::: Kutipan Sumber :::

JAKARTA (RIAUPOS.CO) – Mantan Panglima TNI Jenderal (Purn) Gatot Nurmantyo menolak tanda jasa Bintang Mahaputera yang akan disematkan Presiden Joko Widodo (Jokowi) di Istana Negara, Jakarta, Rabu (11/10) kemarin.
Direktur Eksekutif Indonesia Political Opionion (IPO), Dedi Kurnia Syah, mengatakan, perlu ada penjelasan yang tepat bagi mantan Panglima TNI (Purn) Jenderal Gatot Nurmantyo yang menolak hadir dalam pemberian gelar bintang mahaputra oleh Presiden Jokowi di Istana.
Dijelaskannya, jika penolakan itu karena faktor kondisi pandemi corona (Covid-19), maka sikap Gatot dianggap sah-sah saja.

::: Bahan Tersedia :::

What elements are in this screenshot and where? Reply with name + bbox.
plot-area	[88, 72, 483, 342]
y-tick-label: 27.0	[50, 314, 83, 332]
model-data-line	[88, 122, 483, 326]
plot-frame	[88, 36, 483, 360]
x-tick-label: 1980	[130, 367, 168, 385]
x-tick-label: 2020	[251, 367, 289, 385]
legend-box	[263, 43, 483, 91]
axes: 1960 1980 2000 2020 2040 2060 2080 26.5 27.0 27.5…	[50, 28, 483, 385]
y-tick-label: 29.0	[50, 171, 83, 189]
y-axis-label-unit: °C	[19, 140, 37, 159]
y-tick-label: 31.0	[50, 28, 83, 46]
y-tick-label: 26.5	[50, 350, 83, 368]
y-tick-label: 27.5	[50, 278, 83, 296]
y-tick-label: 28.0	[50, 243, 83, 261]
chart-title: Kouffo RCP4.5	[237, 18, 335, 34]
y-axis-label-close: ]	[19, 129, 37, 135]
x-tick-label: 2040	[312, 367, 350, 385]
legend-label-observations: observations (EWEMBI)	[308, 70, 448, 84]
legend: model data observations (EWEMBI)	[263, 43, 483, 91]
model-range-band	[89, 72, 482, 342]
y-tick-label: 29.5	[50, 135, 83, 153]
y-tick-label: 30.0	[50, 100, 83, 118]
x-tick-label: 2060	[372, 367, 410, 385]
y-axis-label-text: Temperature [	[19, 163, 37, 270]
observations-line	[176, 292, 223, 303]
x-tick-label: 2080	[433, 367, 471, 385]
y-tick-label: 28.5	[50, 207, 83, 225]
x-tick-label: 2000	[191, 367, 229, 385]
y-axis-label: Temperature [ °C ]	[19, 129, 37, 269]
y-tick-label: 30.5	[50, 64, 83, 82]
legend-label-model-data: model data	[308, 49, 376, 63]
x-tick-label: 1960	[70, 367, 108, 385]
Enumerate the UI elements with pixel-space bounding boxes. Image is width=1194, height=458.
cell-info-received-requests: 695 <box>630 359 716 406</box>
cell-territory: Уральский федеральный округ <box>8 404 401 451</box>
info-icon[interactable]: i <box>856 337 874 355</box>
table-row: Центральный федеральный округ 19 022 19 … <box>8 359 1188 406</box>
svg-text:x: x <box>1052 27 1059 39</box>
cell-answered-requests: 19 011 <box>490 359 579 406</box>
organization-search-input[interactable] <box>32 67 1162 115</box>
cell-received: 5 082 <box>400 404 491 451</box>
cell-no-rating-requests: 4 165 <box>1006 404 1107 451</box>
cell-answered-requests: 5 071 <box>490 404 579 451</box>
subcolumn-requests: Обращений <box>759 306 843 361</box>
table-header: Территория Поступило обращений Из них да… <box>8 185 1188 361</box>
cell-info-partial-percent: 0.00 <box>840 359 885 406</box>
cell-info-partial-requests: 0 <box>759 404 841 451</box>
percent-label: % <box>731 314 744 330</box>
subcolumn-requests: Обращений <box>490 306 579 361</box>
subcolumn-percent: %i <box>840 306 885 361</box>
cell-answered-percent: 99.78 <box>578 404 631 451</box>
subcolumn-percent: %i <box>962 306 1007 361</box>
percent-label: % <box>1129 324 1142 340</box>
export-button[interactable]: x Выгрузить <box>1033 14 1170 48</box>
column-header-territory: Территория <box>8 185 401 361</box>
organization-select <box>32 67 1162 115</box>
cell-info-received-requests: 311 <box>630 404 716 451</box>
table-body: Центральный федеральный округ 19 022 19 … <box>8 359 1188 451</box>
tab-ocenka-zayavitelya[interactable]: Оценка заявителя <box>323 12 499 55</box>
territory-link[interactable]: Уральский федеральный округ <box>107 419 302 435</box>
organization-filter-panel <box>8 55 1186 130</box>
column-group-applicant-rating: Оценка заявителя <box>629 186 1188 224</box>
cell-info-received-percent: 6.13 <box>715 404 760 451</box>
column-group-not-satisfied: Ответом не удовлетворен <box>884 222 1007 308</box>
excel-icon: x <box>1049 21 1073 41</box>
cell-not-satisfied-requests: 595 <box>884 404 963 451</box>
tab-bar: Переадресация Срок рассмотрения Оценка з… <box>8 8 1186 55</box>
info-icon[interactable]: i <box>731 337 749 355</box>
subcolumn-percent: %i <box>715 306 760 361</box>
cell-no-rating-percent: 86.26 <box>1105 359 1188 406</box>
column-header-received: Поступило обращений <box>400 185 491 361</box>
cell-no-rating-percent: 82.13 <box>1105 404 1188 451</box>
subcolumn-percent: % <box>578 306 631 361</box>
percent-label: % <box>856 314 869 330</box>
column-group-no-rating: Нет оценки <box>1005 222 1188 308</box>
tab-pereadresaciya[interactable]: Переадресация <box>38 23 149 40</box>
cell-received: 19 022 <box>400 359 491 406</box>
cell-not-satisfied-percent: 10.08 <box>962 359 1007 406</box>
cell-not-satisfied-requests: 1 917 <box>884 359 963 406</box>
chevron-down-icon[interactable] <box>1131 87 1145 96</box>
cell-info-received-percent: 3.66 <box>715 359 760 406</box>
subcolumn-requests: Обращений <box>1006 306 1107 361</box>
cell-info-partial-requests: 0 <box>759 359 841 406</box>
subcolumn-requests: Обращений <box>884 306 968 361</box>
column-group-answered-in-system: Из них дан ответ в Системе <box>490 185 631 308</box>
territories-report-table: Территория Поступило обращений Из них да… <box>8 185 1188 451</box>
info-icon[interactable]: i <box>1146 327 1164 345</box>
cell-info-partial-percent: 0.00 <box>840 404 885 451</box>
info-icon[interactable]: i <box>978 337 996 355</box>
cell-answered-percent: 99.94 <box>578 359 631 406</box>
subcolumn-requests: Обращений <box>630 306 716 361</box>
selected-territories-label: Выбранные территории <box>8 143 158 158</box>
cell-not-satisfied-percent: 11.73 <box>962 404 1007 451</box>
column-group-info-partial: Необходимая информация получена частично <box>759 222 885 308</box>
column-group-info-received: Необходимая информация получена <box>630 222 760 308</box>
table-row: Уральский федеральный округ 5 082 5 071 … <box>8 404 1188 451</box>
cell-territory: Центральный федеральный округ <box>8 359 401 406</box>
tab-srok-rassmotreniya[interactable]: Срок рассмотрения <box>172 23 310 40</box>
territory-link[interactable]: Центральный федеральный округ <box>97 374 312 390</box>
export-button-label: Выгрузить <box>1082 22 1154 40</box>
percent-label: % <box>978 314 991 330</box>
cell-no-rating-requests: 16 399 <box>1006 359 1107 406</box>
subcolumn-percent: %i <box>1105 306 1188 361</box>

:::

Tugas Anda:
1. Tuliskan kembali dengan tepat bagian berita tentang Gatot Nurmantyo, dimulai dari "JAKARTA (RIAUPOS.CO) –" dan berakhir pada "dianggap sah-sah saja.".
2. Lanjutkan berita tentang Gatot Nurmantyo dari titik terakhir yang tertera.
Catatan tersebut tidak diperlukan untuk mengerjakan tugas.

Jawaban Tertulis:
1.
JAKARTA (RIAUPOS.CO) – Mantan Panglima TNI Jenderal (Purn) Gatot Nurmantyo menolak tanda jasa Bintang Mahaputera yang akan disematkan Presiden Joko Widodo (Jokowi) di Istana Negara, Jakarta, Rabu (11/10) kemarin.
Direktur Eksekutif Indonesia Political Opionion (IPO), Dedi Kurnia Syah, mengatakan, perlu ada penjelasan yang tepat bagi mantan Panglima TNI (Purn) Jenderal Gatot Nurmantyo yang menolak hadir dalam pemberian gelar bintang mahaputra oleh Presiden Jokowi di Istana.
Dijelaskannya, jika penolakan itu karena faktor kondisi pandemi corona (Covid-19), maka sikap Gatot dianggap sah-sah saja.

2.
"Hanya saja, jika penolakannya terkait gelar, maka ini preseden buruk karena Gatot tidak menghormati negara, di mana gelar kehormatan tersebut bukan karena faktor personal, tetapi faktor kontribusi dan posisi beliau mengabdi di militer," kata Dedi saat dihubungi, Kamis (12/11/2020).
Namun di sisi lain, jika alasan perbedaan atau pandangan politik yang mengemuka, maka ini jelas bagian dari manuver politik, dan Gatot bisa salah jalan karena dianggap angkuh terhadap negara. Terlebih, publik juga tahu kiprah Gatot setelah tak lagi berada di intitusi pemerintahan.
"Dia seharusnya tidak memandang sisi personal presiden, tetapi memandang negara yang selama ini ia bela hidup mati," tegasnya.
Sebelumnya, Gatot sempat menjadi sorotan setelah menjadi Presidium Koalisi Aksi Menyelamatkan Indonesia (KAMI). Dia kerap mengkritik pemerintahan Jokowi-Ma'ruf Amin.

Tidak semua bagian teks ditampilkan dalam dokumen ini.